WHAT IS NEEDED: Word for word, repeat the entries, minus the pictures.

RECORDS FOR PROCESSING:
____________

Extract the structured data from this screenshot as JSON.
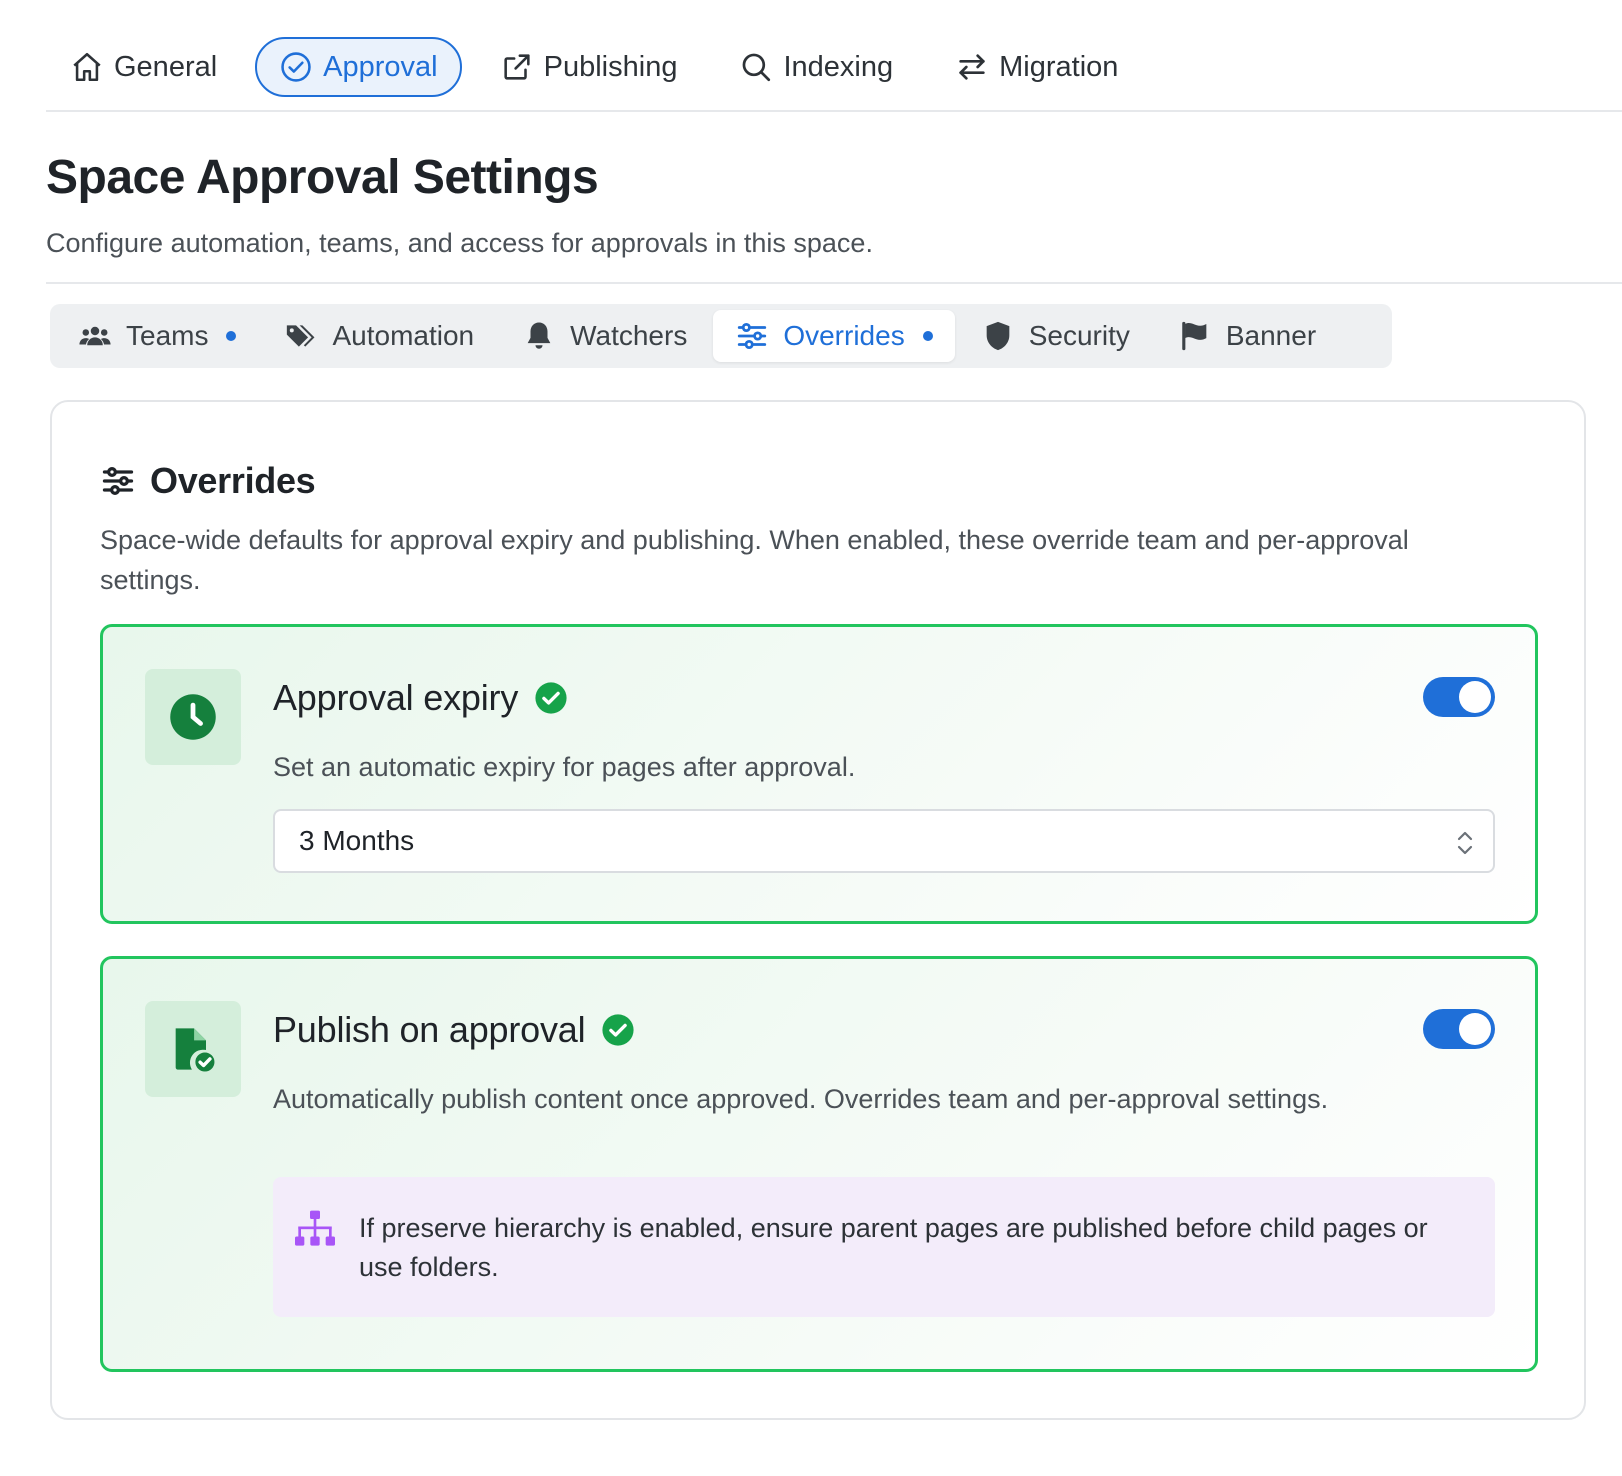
{
  "topnav": {
    "items": [
      {
        "label": "General",
        "icon": "home-icon"
      },
      {
        "label": "Approval",
        "icon": "check-circle-icon",
        "active": true
      },
      {
        "label": "Publishing",
        "icon": "share-icon"
      },
      {
        "label": "Indexing",
        "icon": "search-icon"
      },
      {
        "label": "Migration",
        "icon": "swap-arrows-icon"
      }
    ]
  },
  "header": {
    "title": "Space Approval Settings",
    "subtitle": "Configure automation, teams, and access for approvals in this space."
  },
  "subtabs": {
    "items": [
      {
        "label": "Teams",
        "icon": "users-icon",
        "dot": true
      },
      {
        "label": "Automation",
        "icon": "tags-icon"
      },
      {
        "label": "Watchers",
        "icon": "bell-icon"
      },
      {
        "label": "Overrides",
        "icon": "sliders-icon",
        "dot": true,
        "active": true
      },
      {
        "label": "Security",
        "icon": "shield-icon"
      },
      {
        "label": "Banner",
        "icon": "flag-icon"
      }
    ]
  },
  "overrides": {
    "title": "Overrides",
    "description": "Space-wide defaults for approval expiry and publishing. When enabled, these override team and per-approval settings.",
    "approval_expiry": {
      "title": "Approval expiry",
      "description": "Set an automatic expiry for pages after approval.",
      "enabled": true,
      "select_value": "3 Months"
    },
    "publish_on_approval": {
      "title": "Publish on approval",
      "description": "Automatically publish content once approved. Overrides team and per-approval settings.",
      "enabled": true,
      "notice": "If preserve hierarchy is enabled, ensure parent pages are published before child pages or use folders."
    }
  },
  "colors": {
    "accent": "#1f6fd8",
    "success_border": "#22c55e",
    "success_icon": "#15803d",
    "notice_bg": "#f3ecfa",
    "notice_icon": "#a855f7"
  }
}
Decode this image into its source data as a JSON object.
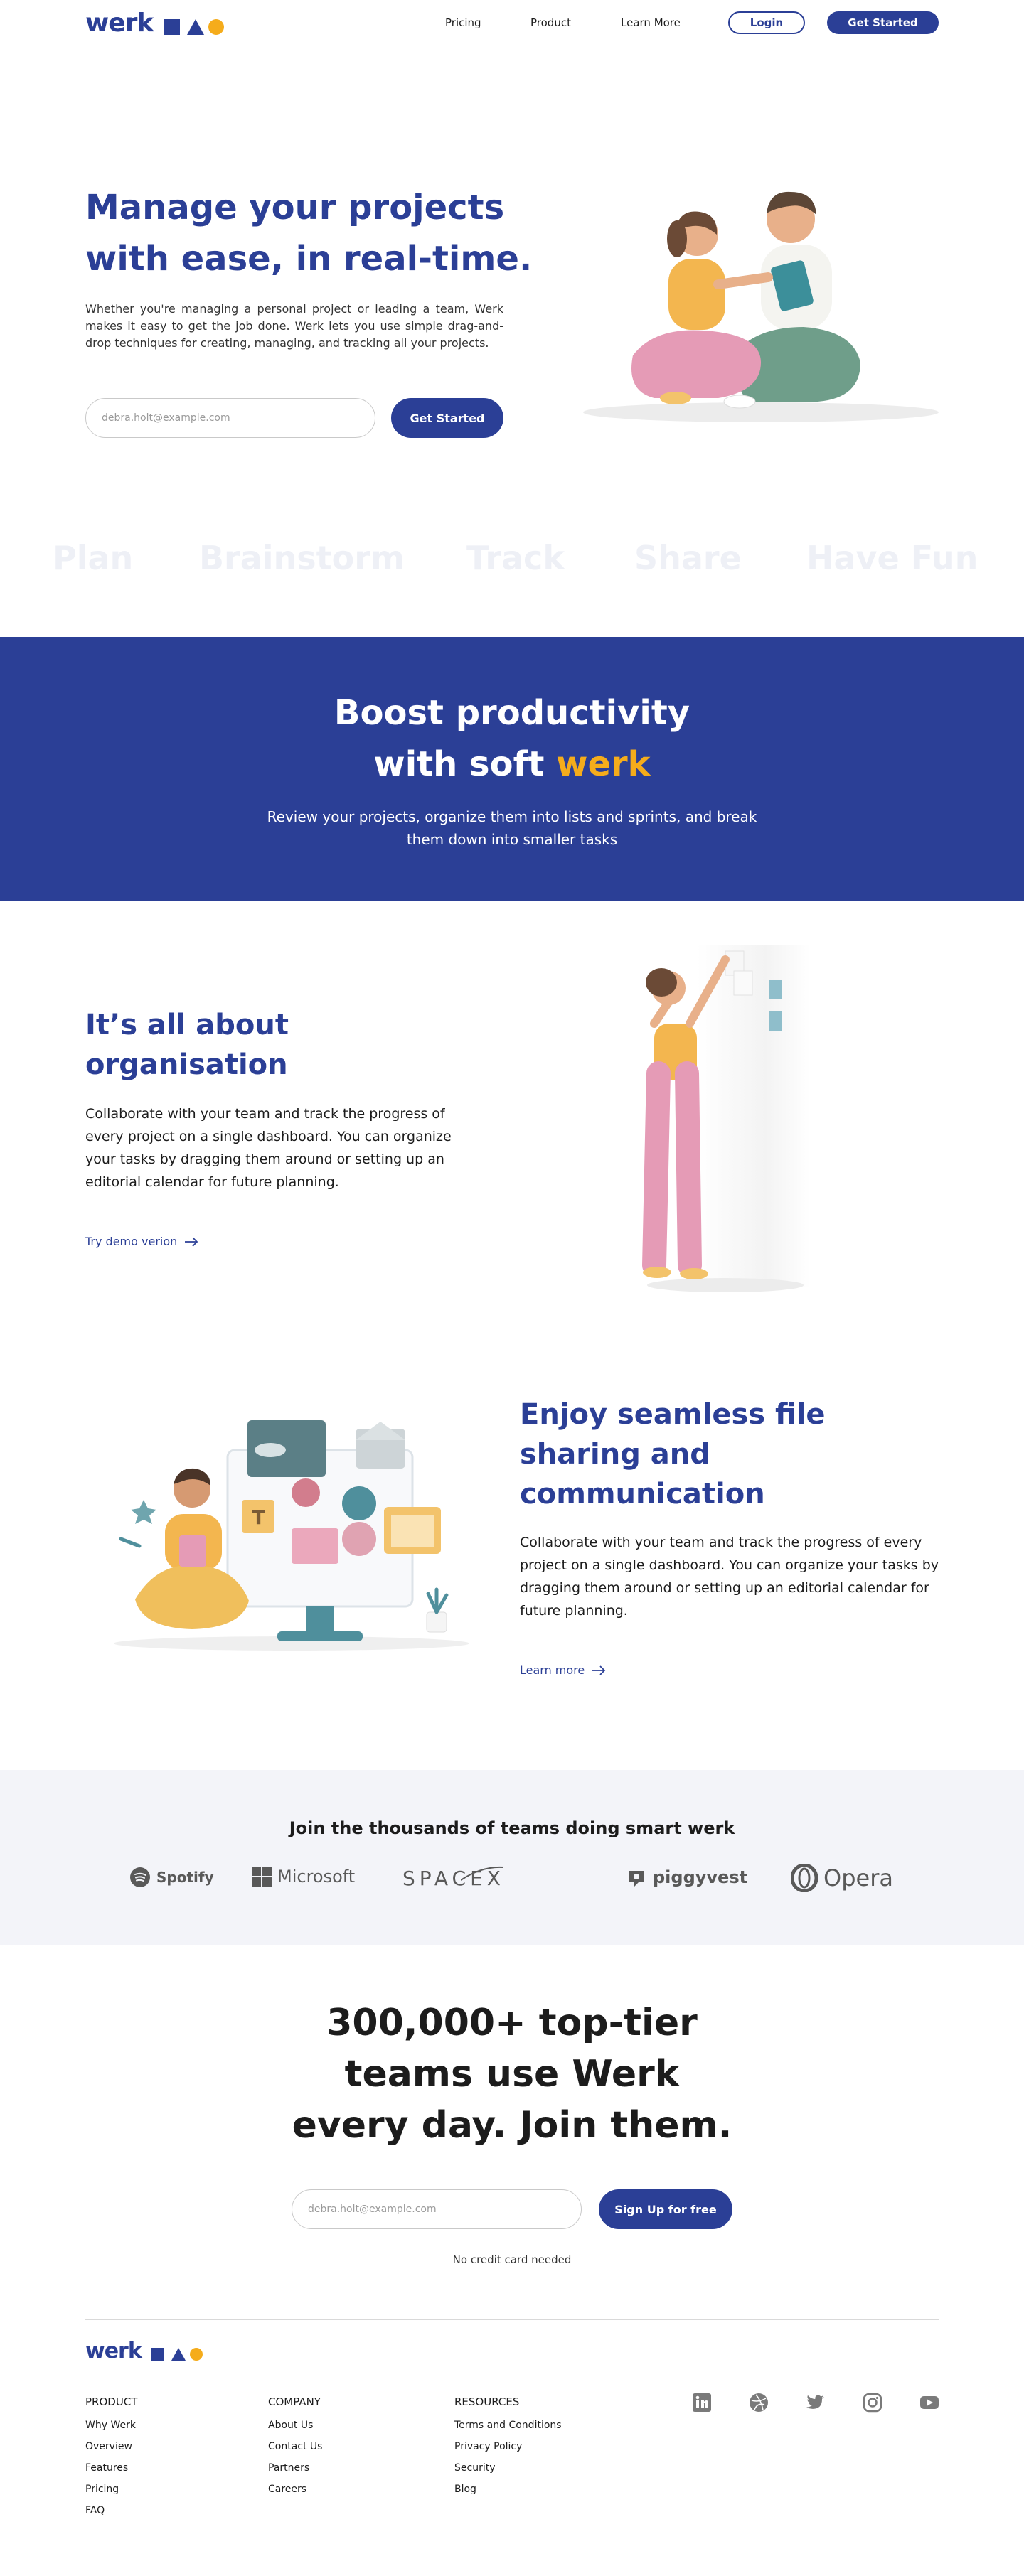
{
  "nav": {
    "logo_text": "werk",
    "links": [
      "Pricing",
      "Product",
      "Learn More"
    ],
    "login_label": "Login",
    "get_started_label": "Get Started"
  },
  "hero": {
    "title_line1": "Manage your projects",
    "title_line2": "with ease, in real-time.",
    "description": "Whether you're managing a personal project or leading a team, Werk makes it easy to get the job done. Werk lets you use simple drag-and-drop techniques for creating, managing, and tracking all your projects.",
    "email_placeholder": "debra.holt@example.com",
    "cta_label": "Get Started"
  },
  "ghost_words": [
    "Plan",
    "Brainstorm",
    "Track",
    "Share",
    "Have Fun"
  ],
  "band": {
    "title_line1": "Boost productivity",
    "title_line2_prefix": "with soft ",
    "title_line2_accent": "werk",
    "subtitle_line1": "Review your projects, organize them into lists and sprints, and break",
    "subtitle_line2": "them down into smaller tasks"
  },
  "feature1": {
    "title_line1": "It’s all about",
    "title_line2": "organisation",
    "body": "Collaborate with your team and track the progress of every project on a single dashboard. You can organize your tasks by dragging them around or setting up an editorial calendar for future planning.",
    "link_label": "Try demo verion"
  },
  "feature2": {
    "title_line1": "Enjoy seamless file",
    "title_line2": "sharing and",
    "title_line3": "communication",
    "body": "Collaborate with your team and track the progress of every project on a single dashboard. You can organize your tasks by dragging them around or setting up an editorial calendar for future planning.",
    "link_label": "Learn more"
  },
  "logos": {
    "title": "Join the thousands of teams doing smart werk",
    "brands": [
      "Spotify",
      "Microsoft",
      "SPACEX",
      "piggyvest",
      "Opera"
    ]
  },
  "signup": {
    "title_line1": "300,000+ top-tier",
    "title_line2": "teams use Werk",
    "title_line3": "every day. Join them.",
    "email_placeholder": "debra.holt@example.com",
    "cta_label": "Sign Up for free",
    "note": "No credit card needed"
  },
  "footer": {
    "logo_text": "werk",
    "product_heading": "PRODUCT",
    "product_links": [
      "Why Werk",
      "Overview",
      "Features",
      "Pricing",
      "FAQ"
    ],
    "company_heading": "COMPANY",
    "company_links": [
      "About Us",
      "Contact Us",
      "Partners",
      "Careers"
    ],
    "resources_heading": "RESOURCES",
    "resources_links": [
      "Terms and Conditions",
      "Privacy Policy",
      "Security",
      "Blog"
    ],
    "social_icons": [
      "linkedin-icon",
      "dribbble-icon",
      "twitter-icon",
      "instagram-icon",
      "youtube-icon"
    ]
  },
  "colors": {
    "brand_blue": "#2b3f96",
    "accent_yellow": "#f5ac1b",
    "light_band": "#f3f4f9"
  }
}
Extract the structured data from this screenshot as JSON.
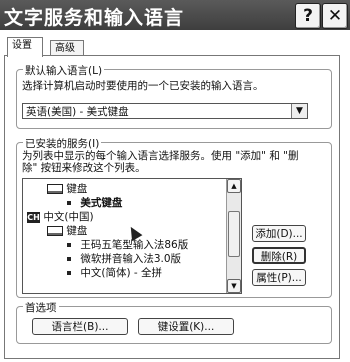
{
  "window": {
    "title": "文字服务和输入语言",
    "help_button": "?",
    "close_button": "✕"
  },
  "tabs": [
    {
      "label": "设置",
      "active": true
    },
    {
      "label": "高级",
      "active": false
    }
  ],
  "default_language": {
    "group_title": "默认输入语言(L)",
    "description": "选择计算机启动时要使用的一个已安装的输入语言。",
    "selected": "英语(美国) - 美式键盘",
    "dropdown_arrow": "▼"
  },
  "installed_services": {
    "group_title": "已安装的服务(I)",
    "description_line1": "为列表中显示的每个输入语言选择服务。使用 \"添加\" 和 \"删",
    "description_line2": "除\" 按钮来修改这个列表。",
    "items": [
      {
        "kind": "category",
        "label": "键盘"
      },
      {
        "kind": "service",
        "label": "美式键盘"
      },
      {
        "kind": "language",
        "code": "CH",
        "label": "中文(中国)"
      },
      {
        "kind": "category",
        "label": "键盘"
      },
      {
        "kind": "service",
        "label": "王码五笔型输入法86版"
      },
      {
        "kind": "service",
        "label": "微软拼音输入法3.0版"
      },
      {
        "kind": "service",
        "label": "中文(简体) - 全拼"
      }
    ],
    "buttons": {
      "add": "添加(D)...",
      "remove": "删除(R)",
      "properties": "属性(P)..."
    }
  },
  "preferences": {
    "group_title": "首选项",
    "language_bar": "语言栏(B)...",
    "key_settings": "键设置(K)..."
  },
  "colors": {
    "titlebar": "#4a4a4a",
    "background": "#ffffff"
  }
}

____________

EXERCISE RESULT:
Extract the structured data from this screenshot as JSON.
{
  "topnav": {
    "items": [
      {
        "label": "General",
        "icon": "home-icon"
      },
      {
        "label": "Approval",
        "icon": "check-circle-icon",
        "active": true
      },
      {
        "label": "Publishing",
        "icon": "share-icon"
      },
      {
        "label": "Indexing",
        "icon": "search-icon"
      },
      {
        "label": "Migration",
        "icon": "swap-arrows-icon"
      }
    ]
  },
  "header": {
    "title": "Space Approval Settings",
    "subtitle": "Configure automation, teams, and access for approvals in this space."
  },
  "subtabs": {
    "items": [
      {
        "label": "Teams",
        "icon": "users-icon",
        "dot": true
      },
      {
        "label": "Automation",
        "icon": "tags-icon"
      },
      {
        "label": "Watchers",
        "icon": "bell-icon"
      },
      {
        "label": "Overrides",
        "icon": "sliders-icon",
        "dot": true,
        "active": true
      },
      {
        "label": "Security",
        "icon": "shield-icon"
      },
      {
        "label": "Banner",
        "icon": "flag-icon"
      }
    ]
  },
  "overrides": {
    "title": "Overrides",
    "description": "Space-wide defaults for approval expiry and publishing. When enabled, these override team and per-approval settings.",
    "approval_expiry": {
      "title": "Approval expiry",
      "description": "Set an automatic expiry for pages after approval.",
      "enabled": true,
      "select_value": "3 Months"
    },
    "publish_on_approval": {
      "title": "Publish on approval",
      "description": "Automatically publish content once approved. Overrides team and per-approval settings.",
      "enabled": true,
      "notice": "If preserve hierarchy is enabled, ensure parent pages are published before child pages or use folders."
    }
  },
  "colors": {
    "accent": "#1f6fd8",
    "success_border": "#22c55e",
    "success_icon": "#15803d",
    "notice_bg": "#f3ecfa",
    "notice_icon": "#a855f7"
  }
}
Decode this image into its source data as a JSON object.
{
  "nav": {
    "logo_text": "werk",
    "links": [
      "Pricing",
      "Product",
      "Learn More"
    ],
    "login_label": "Login",
    "get_started_label": "Get Started"
  },
  "hero": {
    "title_line1": "Manage your projects",
    "title_line2": "with ease, in real-time.",
    "description": "Whether you're managing a personal project or leading a team, Werk makes it easy to get the job done. Werk lets you use simple drag-and-drop techniques for creating, managing, and tracking all your projects.",
    "email_placeholder": "debra.holt@example.com",
    "cta_label": "Get Started"
  },
  "ghost_words": [
    "Plan",
    "Brainstorm",
    "Track",
    "Share",
    "Have Fun"
  ],
  "band": {
    "title_line1": "Boost productivity",
    "title_line2_prefix": "with soft ",
    "title_line2_accent": "werk",
    "subtitle_line1": "Review your projects, organize them into lists and sprints, and break",
    "subtitle_line2": "them down into smaller tasks"
  },
  "feature1": {
    "title_line1": "It’s all about",
    "title_line2": "organisation",
    "body": "Collaborate with your team and track the progress of every project on a single dashboard. You can organize your tasks by dragging them around or setting up an editorial calendar for future planning.",
    "link_label": "Try demo verion"
  },
  "feature2": {
    "title_line1": "Enjoy seamless file",
    "title_line2": "sharing and",
    "title_line3": "communication",
    "body": "Collaborate with your team and track the progress of every project on a single dashboard. You can organize your tasks by dragging them around or setting up an editorial calendar for future planning.",
    "link_label": "Learn more"
  },
  "logos": {
    "title": "Join the thousands of teams doing smart werk",
    "brands": [
      "Spotify",
      "Microsoft",
      "SPACEX",
      "piggyvest",
      "Opera"
    ]
  },
  "signup": {
    "title_line1": "300,000+ top-tier",
    "title_line2": "teams use Werk",
    "title_line3": "every day. Join them.",
    "email_placeholder": "debra.holt@example.com",
    "cta_label": "Sign Up for free",
    "note": "No credit card needed"
  },
  "footer": {
    "logo_text": "werk",
    "product_heading": "PRODUCT",
    "product_links": [
      "Why Werk",
      "Overview",
      "Features",
      "Pricing",
      "FAQ"
    ],
    "company_heading": "COMPANY",
    "company_links": [
      "About Us",
      "Contact Us",
      "Partners",
      "Careers"
    ],
    "resources_heading": "RESOURCES",
    "resources_links": [
      "Terms and Conditions",
      "Privacy Policy",
      "Security",
      "Blog"
    ],
    "social_icons": [
      "linkedin-icon",
      "dribbble-icon",
      "twitter-icon",
      "instagram-icon",
      "youtube-icon"
    ]
  },
  "colors": {
    "brand_blue": "#2b3f96",
    "accent_yellow": "#f5ac1b",
    "light_band": "#f3f4f9"
  }
}
Extract the structured data from this screenshot as JSON.
{
  "window": {
    "title": "文字服务和输入语言",
    "help_button": "?",
    "close_button": "✕"
  },
  "tabs": [
    {
      "label": "设置",
      "active": true
    },
    {
      "label": "高级",
      "active": false
    }
  ],
  "default_language": {
    "group_title": "默认输入语言(L)",
    "description": "选择计算机启动时要使用的一个已安装的输入语言。",
    "selected": "英语(美国) - 美式键盘",
    "dropdown_arrow": "▼"
  },
  "installed_services": {
    "group_title": "已安装的服务(I)",
    "description_line1": "为列表中显示的每个输入语言选择服务。使用 \"添加\" 和 \"删",
    "description_line2": "除\" 按钮来修改这个列表。",
    "items": [
      {
        "kind": "category",
        "label": "键盘"
      },
      {
        "kind": "service",
        "label": "美式键盘"
      },
      {
        "kind": "language",
        "code": "CH",
        "label": "中文(中国)"
      },
      {
        "kind": "category",
        "label": "键盘"
      },
      {
        "kind": "service",
        "label": "王码五笔型输入法86版"
      },
      {
        "kind": "service",
        "label": "微软拼音输入法3.0版"
      },
      {
        "kind": "service",
        "label": "中文(简体) - 全拼"
      }
    ],
    "buttons": {
      "add": "添加(D)...",
      "remove": "删除(R)",
      "properties": "属性(P)..."
    }
  },
  "preferences": {
    "group_title": "首选项",
    "language_bar": "语言栏(B)...",
    "key_settings": "键设置(K)..."
  },
  "colors": {
    "titlebar": "#4a4a4a",
    "background": "#ffffff"
  }
}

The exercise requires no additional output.